• [INSTRUCTIONS TO FOLLOW] Reproduce the rows below word for word. Start with the first row and end with the line that contains "active-cell-cursor[interactable] — [57, 86, 137, 114]", including both.

• [EXERCISE MATERIAL]
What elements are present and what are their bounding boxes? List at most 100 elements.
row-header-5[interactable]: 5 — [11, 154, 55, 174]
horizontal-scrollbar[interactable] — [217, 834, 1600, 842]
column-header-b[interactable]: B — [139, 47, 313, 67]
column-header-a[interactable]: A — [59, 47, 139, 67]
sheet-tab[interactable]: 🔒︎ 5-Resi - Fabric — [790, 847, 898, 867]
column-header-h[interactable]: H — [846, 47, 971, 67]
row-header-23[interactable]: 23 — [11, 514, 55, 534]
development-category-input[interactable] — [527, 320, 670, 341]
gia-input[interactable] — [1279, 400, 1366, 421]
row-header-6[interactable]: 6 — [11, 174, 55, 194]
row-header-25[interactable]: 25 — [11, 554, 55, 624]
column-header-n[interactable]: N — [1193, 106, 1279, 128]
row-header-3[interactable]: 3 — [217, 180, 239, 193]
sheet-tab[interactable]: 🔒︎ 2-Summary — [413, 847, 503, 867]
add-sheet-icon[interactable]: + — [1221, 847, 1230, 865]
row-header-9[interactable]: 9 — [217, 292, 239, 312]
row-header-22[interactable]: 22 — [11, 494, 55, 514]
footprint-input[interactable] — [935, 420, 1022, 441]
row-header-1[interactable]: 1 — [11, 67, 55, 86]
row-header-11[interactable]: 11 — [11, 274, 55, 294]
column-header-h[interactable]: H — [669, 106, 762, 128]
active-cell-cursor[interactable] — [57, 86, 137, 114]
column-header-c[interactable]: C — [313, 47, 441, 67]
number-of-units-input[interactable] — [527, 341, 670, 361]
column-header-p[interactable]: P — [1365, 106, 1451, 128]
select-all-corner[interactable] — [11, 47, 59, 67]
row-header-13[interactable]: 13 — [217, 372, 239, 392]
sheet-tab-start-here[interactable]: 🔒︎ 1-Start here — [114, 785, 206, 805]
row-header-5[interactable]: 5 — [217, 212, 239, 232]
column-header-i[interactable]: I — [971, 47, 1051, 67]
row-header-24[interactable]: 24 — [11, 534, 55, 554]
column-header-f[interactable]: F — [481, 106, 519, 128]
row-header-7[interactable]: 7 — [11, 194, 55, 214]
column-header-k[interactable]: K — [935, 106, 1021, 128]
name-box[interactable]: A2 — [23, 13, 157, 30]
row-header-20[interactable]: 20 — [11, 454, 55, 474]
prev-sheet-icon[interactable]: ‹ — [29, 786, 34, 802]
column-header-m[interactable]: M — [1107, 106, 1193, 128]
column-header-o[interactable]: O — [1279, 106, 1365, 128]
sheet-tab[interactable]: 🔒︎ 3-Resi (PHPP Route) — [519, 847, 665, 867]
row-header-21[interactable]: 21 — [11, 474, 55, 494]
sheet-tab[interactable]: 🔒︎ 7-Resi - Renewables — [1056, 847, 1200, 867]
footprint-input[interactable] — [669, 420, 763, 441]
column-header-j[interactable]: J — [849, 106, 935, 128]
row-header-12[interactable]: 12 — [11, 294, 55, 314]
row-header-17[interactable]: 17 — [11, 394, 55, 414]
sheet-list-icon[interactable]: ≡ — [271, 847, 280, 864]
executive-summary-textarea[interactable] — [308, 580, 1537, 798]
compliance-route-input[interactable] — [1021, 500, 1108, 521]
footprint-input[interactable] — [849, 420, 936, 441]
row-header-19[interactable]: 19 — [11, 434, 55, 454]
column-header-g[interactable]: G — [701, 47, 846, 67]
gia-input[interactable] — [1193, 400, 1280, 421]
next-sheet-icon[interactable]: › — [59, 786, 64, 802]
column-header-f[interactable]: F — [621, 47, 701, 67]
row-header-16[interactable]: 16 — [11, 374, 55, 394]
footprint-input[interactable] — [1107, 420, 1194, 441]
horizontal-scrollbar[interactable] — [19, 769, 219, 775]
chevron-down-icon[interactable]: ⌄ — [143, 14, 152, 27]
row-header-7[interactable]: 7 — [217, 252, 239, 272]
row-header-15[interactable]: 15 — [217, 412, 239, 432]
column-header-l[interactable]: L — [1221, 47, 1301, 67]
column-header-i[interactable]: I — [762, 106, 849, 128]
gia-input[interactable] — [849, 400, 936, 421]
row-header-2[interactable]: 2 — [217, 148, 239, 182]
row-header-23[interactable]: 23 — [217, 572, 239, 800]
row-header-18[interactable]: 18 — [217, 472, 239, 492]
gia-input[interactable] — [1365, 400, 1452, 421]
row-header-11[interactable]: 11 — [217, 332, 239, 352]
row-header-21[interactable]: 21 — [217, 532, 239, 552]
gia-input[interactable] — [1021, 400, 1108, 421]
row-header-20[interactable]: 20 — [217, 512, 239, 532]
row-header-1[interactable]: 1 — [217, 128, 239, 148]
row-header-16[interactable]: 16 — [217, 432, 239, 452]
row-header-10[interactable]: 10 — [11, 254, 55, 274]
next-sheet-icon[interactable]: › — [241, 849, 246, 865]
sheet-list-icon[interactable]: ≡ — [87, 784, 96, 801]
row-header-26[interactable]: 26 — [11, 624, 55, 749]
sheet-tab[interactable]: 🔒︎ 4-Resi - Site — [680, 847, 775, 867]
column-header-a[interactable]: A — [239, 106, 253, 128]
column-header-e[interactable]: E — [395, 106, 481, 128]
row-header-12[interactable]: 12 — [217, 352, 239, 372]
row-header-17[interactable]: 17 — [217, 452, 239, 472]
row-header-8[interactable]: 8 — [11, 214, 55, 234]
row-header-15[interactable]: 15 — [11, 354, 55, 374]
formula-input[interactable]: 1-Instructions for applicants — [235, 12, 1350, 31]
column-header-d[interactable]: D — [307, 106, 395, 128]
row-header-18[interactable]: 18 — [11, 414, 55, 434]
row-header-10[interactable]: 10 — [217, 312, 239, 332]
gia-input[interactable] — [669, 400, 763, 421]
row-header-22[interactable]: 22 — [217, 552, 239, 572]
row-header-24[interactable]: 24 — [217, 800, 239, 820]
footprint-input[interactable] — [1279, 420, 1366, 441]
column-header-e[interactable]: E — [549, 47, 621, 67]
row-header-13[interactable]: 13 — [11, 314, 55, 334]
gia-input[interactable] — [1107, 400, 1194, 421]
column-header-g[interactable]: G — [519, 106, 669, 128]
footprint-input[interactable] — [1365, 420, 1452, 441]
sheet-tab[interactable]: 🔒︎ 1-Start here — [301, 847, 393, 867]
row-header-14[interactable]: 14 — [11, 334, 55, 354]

• [WRITTEN ANSWER]
What elements are present and what are their bounding boxes? List at most 100 elements.
row-header-5[interactable]: 5 — [11, 154, 55, 174]
horizontal-scrollbar[interactable] — [217, 834, 1600, 842]
column-header-b[interactable]: B — [139, 47, 313, 67]
column-header-a[interactable]: A — [59, 47, 139, 67]
sheet-tab[interactable]: 🔒︎ 5-Resi - Fabric — [790, 847, 898, 867]
column-header-h[interactable]: H — [846, 47, 971, 67]
row-header-23[interactable]: 23 — [11, 514, 55, 534]
development-category-input[interactable] — [527, 320, 670, 341]
gia-input[interactable] — [1279, 400, 1366, 421]
row-header-6[interactable]: 6 — [11, 174, 55, 194]
row-header-25[interactable]: 25 — [11, 554, 55, 624]
column-header-n[interactable]: N — [1193, 106, 1279, 128]
row-header-3[interactable]: 3 — [217, 180, 239, 193]
sheet-tab[interactable]: 🔒︎ 2-Summary — [413, 847, 503, 867]
add-sheet-icon[interactable]: + — [1221, 847, 1230, 865]
row-header-9[interactable]: 9 — [217, 292, 239, 312]
row-header-22[interactable]: 22 — [11, 494, 55, 514]
footprint-input[interactable] — [935, 420, 1022, 441]
row-header-1[interactable]: 1 — [11, 67, 55, 86]
row-header-11[interactable]: 11 — [11, 274, 55, 294]
column-header-h[interactable]: H — [669, 106, 762, 128]
active-cell-cursor[interactable] — [57, 86, 137, 114]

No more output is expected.